• **EXERCISE OBJECTIVE**:
Beginning at the line that contains "Serialize everything readable", reproduce every line to the end of the material without changing any of them.

• **PROVIDED INFORMATION**:
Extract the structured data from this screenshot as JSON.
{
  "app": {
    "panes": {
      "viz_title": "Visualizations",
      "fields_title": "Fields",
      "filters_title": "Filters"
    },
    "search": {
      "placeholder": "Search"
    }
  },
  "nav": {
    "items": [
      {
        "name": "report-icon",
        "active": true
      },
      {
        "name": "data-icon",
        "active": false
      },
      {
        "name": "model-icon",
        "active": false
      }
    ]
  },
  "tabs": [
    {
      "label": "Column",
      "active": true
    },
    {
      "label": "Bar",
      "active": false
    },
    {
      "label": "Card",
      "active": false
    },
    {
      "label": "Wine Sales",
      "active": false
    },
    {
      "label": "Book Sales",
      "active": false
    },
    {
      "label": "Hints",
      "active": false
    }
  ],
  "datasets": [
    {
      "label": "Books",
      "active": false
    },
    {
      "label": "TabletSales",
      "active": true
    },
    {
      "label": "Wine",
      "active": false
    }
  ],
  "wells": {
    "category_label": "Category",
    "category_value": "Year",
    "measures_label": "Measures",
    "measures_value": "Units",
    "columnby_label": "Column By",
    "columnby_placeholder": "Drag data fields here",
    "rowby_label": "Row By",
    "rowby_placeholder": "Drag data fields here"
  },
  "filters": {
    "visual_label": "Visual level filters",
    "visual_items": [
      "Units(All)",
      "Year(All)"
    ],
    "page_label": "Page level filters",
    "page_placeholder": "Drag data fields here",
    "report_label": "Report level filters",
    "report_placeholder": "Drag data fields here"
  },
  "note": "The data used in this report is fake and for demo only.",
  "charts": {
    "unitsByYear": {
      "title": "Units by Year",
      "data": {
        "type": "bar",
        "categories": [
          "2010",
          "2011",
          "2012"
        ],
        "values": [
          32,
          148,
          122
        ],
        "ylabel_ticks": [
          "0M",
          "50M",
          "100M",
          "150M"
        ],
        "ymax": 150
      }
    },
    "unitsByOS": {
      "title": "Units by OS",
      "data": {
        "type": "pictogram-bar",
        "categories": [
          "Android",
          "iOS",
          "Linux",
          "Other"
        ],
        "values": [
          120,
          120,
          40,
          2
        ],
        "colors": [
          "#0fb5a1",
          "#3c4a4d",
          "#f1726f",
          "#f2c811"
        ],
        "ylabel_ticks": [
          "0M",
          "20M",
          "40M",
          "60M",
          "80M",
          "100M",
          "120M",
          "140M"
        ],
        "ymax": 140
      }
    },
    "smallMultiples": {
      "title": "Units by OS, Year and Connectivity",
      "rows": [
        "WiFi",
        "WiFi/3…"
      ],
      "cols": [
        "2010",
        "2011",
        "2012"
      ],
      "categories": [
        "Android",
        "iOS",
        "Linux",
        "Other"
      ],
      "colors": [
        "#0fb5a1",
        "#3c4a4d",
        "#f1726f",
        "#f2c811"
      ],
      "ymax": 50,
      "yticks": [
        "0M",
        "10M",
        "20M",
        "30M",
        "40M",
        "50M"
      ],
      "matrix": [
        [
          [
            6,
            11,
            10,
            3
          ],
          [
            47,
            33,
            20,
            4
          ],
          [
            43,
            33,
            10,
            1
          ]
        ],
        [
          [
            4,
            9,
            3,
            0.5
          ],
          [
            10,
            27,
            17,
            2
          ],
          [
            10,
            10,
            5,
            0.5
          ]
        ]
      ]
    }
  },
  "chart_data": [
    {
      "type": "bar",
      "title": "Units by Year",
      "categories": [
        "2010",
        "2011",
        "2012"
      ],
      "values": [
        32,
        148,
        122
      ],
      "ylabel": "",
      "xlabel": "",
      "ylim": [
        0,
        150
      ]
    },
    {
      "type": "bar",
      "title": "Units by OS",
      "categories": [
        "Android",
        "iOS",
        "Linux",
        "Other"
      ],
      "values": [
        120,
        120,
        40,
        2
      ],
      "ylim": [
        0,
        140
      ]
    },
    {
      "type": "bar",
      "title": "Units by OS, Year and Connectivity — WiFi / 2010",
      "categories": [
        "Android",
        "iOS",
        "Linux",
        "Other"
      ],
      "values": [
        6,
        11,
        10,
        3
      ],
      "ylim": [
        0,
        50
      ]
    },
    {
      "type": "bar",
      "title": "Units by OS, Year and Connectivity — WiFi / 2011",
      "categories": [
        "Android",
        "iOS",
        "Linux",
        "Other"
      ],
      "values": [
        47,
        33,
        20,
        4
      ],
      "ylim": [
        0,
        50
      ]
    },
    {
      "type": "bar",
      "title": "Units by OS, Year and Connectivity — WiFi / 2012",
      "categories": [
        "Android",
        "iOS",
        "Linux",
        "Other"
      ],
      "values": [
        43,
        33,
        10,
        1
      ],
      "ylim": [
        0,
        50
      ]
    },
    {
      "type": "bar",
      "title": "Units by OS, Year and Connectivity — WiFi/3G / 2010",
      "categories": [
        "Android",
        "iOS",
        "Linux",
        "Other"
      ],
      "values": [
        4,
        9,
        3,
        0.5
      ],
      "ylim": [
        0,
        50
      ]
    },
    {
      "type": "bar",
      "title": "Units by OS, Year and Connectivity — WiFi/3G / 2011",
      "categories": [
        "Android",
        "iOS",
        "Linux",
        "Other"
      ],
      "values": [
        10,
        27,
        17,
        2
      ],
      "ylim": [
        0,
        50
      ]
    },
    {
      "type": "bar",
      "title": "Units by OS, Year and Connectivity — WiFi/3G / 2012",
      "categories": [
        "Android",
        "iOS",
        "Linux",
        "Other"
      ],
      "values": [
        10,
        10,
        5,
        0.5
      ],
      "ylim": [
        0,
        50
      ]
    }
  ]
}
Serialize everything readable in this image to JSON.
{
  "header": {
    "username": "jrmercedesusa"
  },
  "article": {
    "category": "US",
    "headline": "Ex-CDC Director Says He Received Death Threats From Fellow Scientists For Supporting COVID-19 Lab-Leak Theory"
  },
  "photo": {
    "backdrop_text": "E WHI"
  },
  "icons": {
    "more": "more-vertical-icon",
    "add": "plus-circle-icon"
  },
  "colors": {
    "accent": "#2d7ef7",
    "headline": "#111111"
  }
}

• **EXERCISE RESPONSE**:
Serialize everything readable in this image to JSON.
{
  "header": {
    "username": "jrmercedesusa"
  },
  "article": {
    "category": "US",
    "headline": "Ex-CDC Director Says He Received Death Threats From Fellow Scientists For Supporting COVID-19 Lab-Leak Theory"
  },
  "photo": {
    "backdrop_text": "E WHI"
  },
  "icons": {
    "more": "more-vertical-icon",
    "add": "plus-circle-icon"
  },
  "colors": {
    "accent": "#2d7ef7",
    "headline": "#111111"
  }
}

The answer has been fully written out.